▶ **Set problem**
Write out all of the data exactly as it appears.

═══ Material for the task ═══

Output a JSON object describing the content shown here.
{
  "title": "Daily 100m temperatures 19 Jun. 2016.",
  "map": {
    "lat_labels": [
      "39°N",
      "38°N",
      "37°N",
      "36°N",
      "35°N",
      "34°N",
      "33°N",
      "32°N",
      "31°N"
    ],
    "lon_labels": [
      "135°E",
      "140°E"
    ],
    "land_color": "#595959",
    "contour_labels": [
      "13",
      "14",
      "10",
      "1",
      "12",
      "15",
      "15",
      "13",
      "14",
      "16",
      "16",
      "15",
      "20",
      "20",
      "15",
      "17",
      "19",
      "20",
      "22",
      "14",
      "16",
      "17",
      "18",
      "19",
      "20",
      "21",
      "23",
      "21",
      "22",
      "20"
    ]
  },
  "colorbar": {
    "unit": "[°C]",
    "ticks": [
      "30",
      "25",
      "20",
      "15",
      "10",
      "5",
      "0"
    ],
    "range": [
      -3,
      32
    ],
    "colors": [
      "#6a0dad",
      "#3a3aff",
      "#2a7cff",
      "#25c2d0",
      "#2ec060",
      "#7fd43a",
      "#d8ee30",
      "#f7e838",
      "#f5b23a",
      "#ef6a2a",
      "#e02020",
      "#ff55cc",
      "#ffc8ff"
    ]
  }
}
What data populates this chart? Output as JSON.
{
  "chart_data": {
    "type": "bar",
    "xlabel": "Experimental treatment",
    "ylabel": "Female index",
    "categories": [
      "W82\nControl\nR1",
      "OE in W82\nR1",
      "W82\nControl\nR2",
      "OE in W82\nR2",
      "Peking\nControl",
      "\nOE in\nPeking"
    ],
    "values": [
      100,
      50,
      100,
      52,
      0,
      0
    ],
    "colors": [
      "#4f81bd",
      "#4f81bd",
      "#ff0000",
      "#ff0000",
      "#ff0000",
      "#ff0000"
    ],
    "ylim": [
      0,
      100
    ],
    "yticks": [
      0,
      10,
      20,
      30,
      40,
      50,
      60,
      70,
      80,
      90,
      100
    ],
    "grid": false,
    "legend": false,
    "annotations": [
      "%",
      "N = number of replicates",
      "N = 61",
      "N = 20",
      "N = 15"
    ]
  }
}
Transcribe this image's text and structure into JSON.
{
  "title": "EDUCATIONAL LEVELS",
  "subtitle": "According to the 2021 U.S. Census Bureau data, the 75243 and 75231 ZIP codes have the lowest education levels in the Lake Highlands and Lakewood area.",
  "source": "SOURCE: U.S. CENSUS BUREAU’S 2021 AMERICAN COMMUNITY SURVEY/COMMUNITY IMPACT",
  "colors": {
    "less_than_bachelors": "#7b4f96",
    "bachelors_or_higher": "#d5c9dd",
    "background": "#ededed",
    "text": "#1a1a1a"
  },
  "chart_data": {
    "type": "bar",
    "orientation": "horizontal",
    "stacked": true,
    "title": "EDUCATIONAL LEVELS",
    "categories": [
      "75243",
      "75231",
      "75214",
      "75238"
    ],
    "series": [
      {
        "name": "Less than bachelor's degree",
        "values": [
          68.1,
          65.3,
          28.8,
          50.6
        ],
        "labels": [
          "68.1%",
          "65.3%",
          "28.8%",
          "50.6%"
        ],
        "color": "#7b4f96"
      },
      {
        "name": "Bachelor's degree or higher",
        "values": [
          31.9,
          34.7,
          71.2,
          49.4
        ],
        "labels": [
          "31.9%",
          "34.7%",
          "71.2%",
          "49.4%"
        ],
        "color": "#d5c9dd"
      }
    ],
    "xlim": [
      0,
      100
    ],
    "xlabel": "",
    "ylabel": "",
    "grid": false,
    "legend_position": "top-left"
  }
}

═══

▶ **Answer below**
Output a JSON object describing the content shown here.
{
  "title": "Daily 100m temperatures 19 Jun. 2016.",
  "map": {
    "lat_labels": [
      "39°N",
      "38°N",
      "37°N",
      "36°N",
      "35°N",
      "34°N",
      "33°N",
      "32°N",
      "31°N"
    ],
    "lon_labels": [
      "135°E",
      "140°E"
    ],
    "land_color": "#595959",
    "contour_labels": [
      "13",
      "14",
      "10",
      "1",
      "12",
      "15",
      "15",
      "13",
      "14",
      "16",
      "16",
      "15",
      "20",
      "20",
      "15",
      "17",
      "19",
      "20",
      "22",
      "14",
      "16",
      "17",
      "18",
      "19",
      "20",
      "21",
      "23",
      "21",
      "22",
      "20"
    ]
  },
  "colorbar": {
    "unit": "[°C]",
    "ticks": [
      "30",
      "25",
      "20",
      "15",
      "10",
      "5",
      "0"
    ],
    "range": [
      -3,
      32
    ],
    "colors": [
      "#6a0dad",
      "#3a3aff",
      "#2a7cff",
      "#25c2d0",
      "#2ec060",
      "#7fd43a",
      "#d8ee30",
      "#f7e838",
      "#f5b23a",
      "#ef6a2a",
      "#e02020",
      "#ff55cc",
      "#ffc8ff"
    ]
  }
}
What data populates this chart? Output as JSON.
{
  "chart_data": {
    "type": "bar",
    "xlabel": "Experimental treatment",
    "ylabel": "Female index",
    "categories": [
      "W82\nControl\nR1",
      "OE in W82\nR1",
      "W82\nControl\nR2",
      "OE in W82\nR2",
      "Peking\nControl",
      "\nOE in\nPeking"
    ],
    "values": [
      100,
      50,
      100,
      52,
      0,
      0
    ],
    "colors": [
      "#4f81bd",
      "#4f81bd",
      "#ff0000",
      "#ff0000",
      "#ff0000",
      "#ff0000"
    ],
    "ylim": [
      0,
      100
    ],
    "yticks": [
      0,
      10,
      20,
      30,
      40,
      50,
      60,
      70,
      80,
      90,
      100
    ],
    "grid": false,
    "legend": false,
    "annotations": [
      "%",
      "N = number of replicates",
      "N = 61",
      "N = 20",
      "N = 15"
    ]
  }
}
Transcribe this image's text and structure into JSON.
{
  "title": "EDUCATIONAL LEVELS",
  "subtitle": "According to the 2021 U.S. Census Bureau data, the 75243 and 75231 ZIP codes have the lowest education levels in the Lake Highlands and Lakewood area.",
  "source": "SOURCE: U.S. CENSUS BUREAU’S 2021 AMERICAN COMMUNITY SURVEY/COMMUNITY IMPACT",
  "colors": {
    "less_than_bachelors": "#7b4f96",
    "bachelors_or_higher": "#d5c9dd",
    "background": "#ededed",
    "text": "#1a1a1a"
  },
  "chart_data": {
    "type": "bar",
    "orientation": "horizontal",
    "stacked": true,
    "title": "EDUCATIONAL LEVELS",
    "categories": [
      "75243",
      "75231",
      "75214",
      "75238"
    ],
    "series": [
      {
        "name": "Less than bachelor's degree",
        "values": [
          68.1,
          65.3,
          28.8,
          50.6
        ],
        "labels": [
          "68.1%",
          "65.3%",
          "28.8%",
          "50.6%"
        ],
        "color": "#7b4f96"
      },
      {
        "name": "Bachelor's degree or higher",
        "values": [
          31.9,
          34.7,
          71.2,
          49.4
        ],
        "labels": [
          "31.9%",
          "34.7%",
          "71.2%",
          "49.4%"
        ],
        "color": "#d5c9dd"
      }
    ],
    "xlim": [
      0,
      100
    ],
    "xlabel": "",
    "ylabel": "",
    "grid": false,
    "legend_position": "top-left"
  }
}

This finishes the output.